> **Things to do**:
• a. Using the cleanse() documentation, decide whether each statement agrees with it: (i) the default value of uniq_thres is 0.1; (ii) by default, missing is set to TRUE; (iii) the function converts character variables to factors. Answer yes or no for each, quoting the words that settle it.
• b. Reproduce everything in the cleanse() documentation from "An object of data.frame" down to "set.seed(123L)", unchanged.

> **Text excerpt**:
══════
Cleansing the dataset for classification modeling

The cleanse() cleanse the dataset for classification modeling

# S3 method for data.frame
cleanse(
  .data,
  uniq = TRUE,
  uniq_thres = 0.1,
  char = TRUE,
  missing = FALSE,
  verbose = TRUE,
  ...
)

cleanse(.data, ...)

Arguments

.data: a data.frame or a tbl_df.
uniq: logical. Set whether to remove the variables whose unique value is one.
uniq_thres: numeric. Set a threshold to removing variables when the ratio of unique values(number of unique values / number of observation) is greater than the set value.
char: logical. Set the change the character to factor.
missing: logical. Set whether to removing variables including missing value
verbose: logical. Set whether to echo information to the console at runtime.
...: further arguments passed to or from other methods.

Value

An object of data.frame or train_df. and return value is an object of the same type as the .data argument.

Details

This function is useful when fit the classification model. This function does the following.: Remove the variable with only one value. And remove variables that have a unique number of values relative to the number of observations for a character or categorical variable. In this case, it is a variable that corresponds to an identifier or an identifier. And converts the character to factor.

Examples

# create sample dataset
set.seed(123L)
══════
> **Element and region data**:
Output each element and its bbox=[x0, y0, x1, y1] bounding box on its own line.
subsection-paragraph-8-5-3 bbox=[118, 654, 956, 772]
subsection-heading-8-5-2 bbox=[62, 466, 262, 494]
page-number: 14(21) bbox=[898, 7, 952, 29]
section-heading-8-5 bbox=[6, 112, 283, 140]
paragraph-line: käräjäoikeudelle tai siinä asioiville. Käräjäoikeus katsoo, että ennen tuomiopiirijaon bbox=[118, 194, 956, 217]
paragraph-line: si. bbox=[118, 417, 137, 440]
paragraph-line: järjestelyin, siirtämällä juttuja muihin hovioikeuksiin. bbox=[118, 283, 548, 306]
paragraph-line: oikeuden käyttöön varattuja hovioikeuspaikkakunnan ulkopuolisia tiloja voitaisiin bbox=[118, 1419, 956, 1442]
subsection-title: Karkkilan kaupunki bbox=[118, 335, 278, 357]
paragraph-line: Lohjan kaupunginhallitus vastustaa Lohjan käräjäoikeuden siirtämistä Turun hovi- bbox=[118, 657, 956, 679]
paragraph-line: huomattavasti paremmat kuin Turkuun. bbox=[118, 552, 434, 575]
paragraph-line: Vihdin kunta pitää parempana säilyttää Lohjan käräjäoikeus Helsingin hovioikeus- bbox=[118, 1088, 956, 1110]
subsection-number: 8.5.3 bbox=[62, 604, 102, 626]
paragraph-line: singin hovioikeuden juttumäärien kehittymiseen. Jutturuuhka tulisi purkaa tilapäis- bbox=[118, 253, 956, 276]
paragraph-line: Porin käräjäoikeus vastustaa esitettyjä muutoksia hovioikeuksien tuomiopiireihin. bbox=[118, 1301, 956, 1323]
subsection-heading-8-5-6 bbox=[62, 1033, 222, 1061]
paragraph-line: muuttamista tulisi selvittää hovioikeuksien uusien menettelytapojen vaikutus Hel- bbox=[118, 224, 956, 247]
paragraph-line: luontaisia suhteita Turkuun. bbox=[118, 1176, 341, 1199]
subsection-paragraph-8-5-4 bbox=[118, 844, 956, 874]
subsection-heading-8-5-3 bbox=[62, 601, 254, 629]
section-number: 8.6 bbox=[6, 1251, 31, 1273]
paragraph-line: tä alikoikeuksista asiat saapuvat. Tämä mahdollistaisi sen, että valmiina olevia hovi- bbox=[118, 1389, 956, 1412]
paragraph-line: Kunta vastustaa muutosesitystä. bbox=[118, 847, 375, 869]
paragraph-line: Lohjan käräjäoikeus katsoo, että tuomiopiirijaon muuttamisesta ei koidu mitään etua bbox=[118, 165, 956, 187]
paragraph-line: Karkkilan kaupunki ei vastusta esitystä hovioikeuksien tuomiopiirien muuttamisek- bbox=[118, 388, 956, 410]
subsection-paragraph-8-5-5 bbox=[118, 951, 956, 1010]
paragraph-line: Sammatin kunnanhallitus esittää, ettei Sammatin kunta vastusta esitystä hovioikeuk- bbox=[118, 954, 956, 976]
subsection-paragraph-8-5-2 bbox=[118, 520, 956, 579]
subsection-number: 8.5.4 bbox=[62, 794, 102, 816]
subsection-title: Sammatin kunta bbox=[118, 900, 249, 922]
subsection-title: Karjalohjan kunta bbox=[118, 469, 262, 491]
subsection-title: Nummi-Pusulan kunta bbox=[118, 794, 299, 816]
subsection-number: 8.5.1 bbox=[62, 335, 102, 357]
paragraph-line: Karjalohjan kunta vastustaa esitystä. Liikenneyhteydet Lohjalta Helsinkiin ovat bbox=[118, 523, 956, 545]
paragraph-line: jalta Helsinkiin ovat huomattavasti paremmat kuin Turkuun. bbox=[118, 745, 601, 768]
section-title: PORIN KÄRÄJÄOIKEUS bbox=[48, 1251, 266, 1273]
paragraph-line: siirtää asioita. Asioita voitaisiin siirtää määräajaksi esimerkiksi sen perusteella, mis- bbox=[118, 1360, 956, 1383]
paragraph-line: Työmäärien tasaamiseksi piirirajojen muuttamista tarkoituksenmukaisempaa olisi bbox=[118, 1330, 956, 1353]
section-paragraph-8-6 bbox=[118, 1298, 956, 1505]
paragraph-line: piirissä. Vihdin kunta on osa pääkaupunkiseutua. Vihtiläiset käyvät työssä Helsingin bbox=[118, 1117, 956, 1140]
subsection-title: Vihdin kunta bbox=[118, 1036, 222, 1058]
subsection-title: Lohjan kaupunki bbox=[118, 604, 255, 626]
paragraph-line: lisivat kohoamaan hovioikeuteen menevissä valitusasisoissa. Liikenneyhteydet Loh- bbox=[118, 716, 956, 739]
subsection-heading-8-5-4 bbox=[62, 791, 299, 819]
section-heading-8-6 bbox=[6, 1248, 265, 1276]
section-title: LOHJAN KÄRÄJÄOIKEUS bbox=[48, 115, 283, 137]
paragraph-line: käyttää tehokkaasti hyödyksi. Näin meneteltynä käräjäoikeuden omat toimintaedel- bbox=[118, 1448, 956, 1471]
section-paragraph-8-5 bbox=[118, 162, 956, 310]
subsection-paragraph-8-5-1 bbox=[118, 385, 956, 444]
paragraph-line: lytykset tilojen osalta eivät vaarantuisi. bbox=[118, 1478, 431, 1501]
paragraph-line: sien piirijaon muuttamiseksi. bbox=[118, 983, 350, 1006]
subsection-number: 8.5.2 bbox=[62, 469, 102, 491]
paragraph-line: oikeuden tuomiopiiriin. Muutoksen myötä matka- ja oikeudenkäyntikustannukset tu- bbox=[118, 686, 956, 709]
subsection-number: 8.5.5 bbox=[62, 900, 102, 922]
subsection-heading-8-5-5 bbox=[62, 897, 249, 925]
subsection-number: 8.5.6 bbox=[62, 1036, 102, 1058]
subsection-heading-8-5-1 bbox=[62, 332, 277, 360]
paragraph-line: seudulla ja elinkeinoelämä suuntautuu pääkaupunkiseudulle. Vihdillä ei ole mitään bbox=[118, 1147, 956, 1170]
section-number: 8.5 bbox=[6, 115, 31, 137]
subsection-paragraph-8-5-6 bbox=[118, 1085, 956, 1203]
══════
> **Responses to the exercise**:
• a.
(i) Yes: "uniq_thres = 0.1,"
(ii) No: "missing = FALSE,"
(iii) Yes: "And converts the character to factor."

• b.
An object of data.frame or train_df. and return value is an object of the same type as the .data argument.

Details

This function is useful when fit the classification model. This function does the following.: Remove the variable with only one value. And remove variables that have a unique number of values relative to the number of observations for a character or categorical variable. In this case, it is a variable that corresponds to an identifier or an identifier. And converts the character to factor.

Examples

# create sample dataset
set.seed(123L)